GIVEN EXERCISE: Find the lines with the string "åringar" and return them.

SUPPLIED RECORDS:
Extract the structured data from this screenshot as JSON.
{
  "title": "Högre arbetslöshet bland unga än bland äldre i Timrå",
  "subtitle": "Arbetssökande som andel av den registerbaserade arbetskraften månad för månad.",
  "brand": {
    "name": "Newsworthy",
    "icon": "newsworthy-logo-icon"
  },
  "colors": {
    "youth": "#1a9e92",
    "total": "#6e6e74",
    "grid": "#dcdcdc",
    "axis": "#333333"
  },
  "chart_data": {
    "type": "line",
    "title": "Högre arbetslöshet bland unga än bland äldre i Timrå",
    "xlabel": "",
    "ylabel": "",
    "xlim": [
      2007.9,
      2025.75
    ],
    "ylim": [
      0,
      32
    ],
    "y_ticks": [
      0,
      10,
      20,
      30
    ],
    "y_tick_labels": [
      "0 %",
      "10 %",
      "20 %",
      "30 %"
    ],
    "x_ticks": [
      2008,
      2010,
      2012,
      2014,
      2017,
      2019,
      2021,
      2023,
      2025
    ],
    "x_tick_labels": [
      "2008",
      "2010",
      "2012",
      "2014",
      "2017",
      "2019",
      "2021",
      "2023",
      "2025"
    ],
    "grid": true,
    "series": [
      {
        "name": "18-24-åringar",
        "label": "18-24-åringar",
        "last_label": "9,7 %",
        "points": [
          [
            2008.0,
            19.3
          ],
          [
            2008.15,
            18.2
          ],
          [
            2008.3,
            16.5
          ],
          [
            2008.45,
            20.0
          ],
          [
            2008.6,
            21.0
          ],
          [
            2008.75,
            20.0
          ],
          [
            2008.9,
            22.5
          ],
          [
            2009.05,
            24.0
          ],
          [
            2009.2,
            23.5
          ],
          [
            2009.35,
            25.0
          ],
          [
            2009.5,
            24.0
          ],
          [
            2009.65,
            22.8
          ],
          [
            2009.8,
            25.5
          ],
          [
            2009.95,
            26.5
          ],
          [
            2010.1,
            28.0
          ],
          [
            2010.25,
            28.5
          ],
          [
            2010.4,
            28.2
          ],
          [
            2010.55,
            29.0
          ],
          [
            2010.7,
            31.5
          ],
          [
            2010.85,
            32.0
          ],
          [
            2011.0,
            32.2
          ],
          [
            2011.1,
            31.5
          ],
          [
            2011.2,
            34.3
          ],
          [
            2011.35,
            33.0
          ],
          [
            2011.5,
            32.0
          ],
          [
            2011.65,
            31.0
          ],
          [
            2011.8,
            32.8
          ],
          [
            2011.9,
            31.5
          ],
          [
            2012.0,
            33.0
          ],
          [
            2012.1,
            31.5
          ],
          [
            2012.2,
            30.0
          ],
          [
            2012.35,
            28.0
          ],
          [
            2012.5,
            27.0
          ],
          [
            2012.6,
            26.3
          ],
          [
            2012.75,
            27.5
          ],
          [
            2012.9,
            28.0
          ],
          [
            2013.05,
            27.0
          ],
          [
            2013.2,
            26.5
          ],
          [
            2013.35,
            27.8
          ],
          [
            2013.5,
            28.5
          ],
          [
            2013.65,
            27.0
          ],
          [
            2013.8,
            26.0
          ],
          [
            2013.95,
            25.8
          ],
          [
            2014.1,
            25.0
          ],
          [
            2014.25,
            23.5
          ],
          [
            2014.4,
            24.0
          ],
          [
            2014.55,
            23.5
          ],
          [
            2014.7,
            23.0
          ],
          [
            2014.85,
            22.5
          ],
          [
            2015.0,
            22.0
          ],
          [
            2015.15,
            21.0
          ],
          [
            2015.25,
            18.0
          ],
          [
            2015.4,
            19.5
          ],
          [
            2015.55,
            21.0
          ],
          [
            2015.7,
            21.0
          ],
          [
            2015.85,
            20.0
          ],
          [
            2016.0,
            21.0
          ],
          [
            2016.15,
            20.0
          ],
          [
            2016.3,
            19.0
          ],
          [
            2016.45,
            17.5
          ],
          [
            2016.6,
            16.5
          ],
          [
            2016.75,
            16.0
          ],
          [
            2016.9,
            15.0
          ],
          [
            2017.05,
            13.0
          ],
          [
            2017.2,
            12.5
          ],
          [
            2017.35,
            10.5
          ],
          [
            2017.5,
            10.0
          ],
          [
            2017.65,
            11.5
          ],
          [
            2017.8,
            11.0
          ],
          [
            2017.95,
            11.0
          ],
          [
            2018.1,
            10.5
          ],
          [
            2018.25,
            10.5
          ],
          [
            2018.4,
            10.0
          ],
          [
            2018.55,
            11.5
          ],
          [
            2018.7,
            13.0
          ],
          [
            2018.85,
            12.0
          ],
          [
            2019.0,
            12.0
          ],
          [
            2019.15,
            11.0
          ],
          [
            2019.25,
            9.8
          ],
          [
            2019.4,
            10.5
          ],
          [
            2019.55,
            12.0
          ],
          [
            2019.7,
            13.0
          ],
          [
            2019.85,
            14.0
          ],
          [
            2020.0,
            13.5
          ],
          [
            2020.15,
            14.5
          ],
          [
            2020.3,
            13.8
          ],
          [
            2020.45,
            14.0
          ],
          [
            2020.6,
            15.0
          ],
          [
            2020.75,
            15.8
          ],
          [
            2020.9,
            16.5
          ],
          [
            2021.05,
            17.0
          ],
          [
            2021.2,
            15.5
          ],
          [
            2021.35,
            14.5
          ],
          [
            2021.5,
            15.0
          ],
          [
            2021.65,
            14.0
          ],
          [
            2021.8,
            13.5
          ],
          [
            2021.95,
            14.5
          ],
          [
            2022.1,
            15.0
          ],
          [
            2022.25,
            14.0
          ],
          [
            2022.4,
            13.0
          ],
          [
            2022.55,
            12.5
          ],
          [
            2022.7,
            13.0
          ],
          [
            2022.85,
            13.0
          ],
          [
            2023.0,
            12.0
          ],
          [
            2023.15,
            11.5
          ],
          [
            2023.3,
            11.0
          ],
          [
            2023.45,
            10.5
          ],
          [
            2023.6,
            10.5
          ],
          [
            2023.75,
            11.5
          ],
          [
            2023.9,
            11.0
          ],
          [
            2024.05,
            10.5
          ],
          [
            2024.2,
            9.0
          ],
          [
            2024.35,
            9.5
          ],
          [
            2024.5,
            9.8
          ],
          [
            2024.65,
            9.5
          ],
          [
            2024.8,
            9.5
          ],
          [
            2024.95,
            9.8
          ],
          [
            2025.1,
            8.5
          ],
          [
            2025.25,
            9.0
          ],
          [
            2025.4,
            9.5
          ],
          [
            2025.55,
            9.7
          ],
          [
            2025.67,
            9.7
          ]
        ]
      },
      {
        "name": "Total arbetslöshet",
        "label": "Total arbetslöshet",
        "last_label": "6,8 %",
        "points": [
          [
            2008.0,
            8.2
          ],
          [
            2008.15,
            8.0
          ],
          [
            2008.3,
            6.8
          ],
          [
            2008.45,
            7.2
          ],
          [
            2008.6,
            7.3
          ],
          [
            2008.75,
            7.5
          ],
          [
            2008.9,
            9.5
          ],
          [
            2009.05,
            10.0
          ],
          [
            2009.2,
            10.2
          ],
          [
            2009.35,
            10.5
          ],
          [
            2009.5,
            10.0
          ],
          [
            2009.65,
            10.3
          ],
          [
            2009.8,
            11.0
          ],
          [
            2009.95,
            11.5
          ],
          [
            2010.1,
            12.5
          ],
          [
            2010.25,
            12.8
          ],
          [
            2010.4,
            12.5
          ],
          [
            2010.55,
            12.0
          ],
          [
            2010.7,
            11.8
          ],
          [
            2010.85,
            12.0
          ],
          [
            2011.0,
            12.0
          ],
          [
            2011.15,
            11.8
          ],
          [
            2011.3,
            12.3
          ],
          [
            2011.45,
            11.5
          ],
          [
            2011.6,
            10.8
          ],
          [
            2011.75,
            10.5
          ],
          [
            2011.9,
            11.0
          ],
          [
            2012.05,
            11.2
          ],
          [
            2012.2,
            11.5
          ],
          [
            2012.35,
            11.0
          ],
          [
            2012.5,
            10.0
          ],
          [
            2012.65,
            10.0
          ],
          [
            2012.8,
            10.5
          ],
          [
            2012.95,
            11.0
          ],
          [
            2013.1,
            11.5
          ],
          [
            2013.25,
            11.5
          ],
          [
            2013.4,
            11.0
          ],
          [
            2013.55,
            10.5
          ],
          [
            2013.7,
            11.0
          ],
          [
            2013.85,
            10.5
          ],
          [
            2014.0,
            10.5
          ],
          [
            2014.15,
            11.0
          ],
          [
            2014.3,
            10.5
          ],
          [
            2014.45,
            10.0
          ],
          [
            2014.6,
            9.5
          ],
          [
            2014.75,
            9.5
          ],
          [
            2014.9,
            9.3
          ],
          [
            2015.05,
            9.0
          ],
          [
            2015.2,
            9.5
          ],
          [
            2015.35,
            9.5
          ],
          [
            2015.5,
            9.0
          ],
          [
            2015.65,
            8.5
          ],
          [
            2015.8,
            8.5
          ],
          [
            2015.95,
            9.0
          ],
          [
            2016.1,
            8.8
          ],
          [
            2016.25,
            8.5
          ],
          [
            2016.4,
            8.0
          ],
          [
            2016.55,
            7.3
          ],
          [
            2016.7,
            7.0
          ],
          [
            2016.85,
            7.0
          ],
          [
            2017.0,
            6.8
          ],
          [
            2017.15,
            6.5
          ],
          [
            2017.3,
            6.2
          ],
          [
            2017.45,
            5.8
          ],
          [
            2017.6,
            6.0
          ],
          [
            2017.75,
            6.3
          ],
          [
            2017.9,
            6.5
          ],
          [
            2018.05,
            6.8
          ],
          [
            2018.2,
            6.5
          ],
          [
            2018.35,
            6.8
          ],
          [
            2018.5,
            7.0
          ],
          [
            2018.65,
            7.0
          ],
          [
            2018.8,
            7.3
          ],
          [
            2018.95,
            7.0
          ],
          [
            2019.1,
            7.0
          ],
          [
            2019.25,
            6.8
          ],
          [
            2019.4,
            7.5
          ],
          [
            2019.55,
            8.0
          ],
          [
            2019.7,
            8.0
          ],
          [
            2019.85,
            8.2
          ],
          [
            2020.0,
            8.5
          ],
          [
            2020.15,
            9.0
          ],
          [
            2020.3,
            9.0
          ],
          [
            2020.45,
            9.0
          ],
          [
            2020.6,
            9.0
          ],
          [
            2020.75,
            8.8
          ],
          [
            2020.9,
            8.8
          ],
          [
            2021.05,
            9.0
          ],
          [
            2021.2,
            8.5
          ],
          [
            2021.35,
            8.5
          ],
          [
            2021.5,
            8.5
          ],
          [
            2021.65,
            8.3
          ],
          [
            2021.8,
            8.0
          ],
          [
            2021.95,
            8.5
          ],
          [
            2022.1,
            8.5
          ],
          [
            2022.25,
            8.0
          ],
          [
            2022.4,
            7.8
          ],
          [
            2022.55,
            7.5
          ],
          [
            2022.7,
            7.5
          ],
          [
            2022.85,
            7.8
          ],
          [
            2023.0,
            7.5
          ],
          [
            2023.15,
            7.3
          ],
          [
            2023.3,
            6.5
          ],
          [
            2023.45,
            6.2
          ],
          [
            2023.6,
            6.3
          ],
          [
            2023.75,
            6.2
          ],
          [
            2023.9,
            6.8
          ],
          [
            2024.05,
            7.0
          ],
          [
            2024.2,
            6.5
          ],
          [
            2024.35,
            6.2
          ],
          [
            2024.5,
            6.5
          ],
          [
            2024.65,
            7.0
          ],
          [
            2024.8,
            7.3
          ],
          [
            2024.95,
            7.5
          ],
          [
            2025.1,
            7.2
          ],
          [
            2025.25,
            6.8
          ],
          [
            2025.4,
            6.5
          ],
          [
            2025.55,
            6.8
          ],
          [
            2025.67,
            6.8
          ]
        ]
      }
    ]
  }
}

SOLUTION:
        "name": "18-24-åringar",
        "label": "18-24-åringar",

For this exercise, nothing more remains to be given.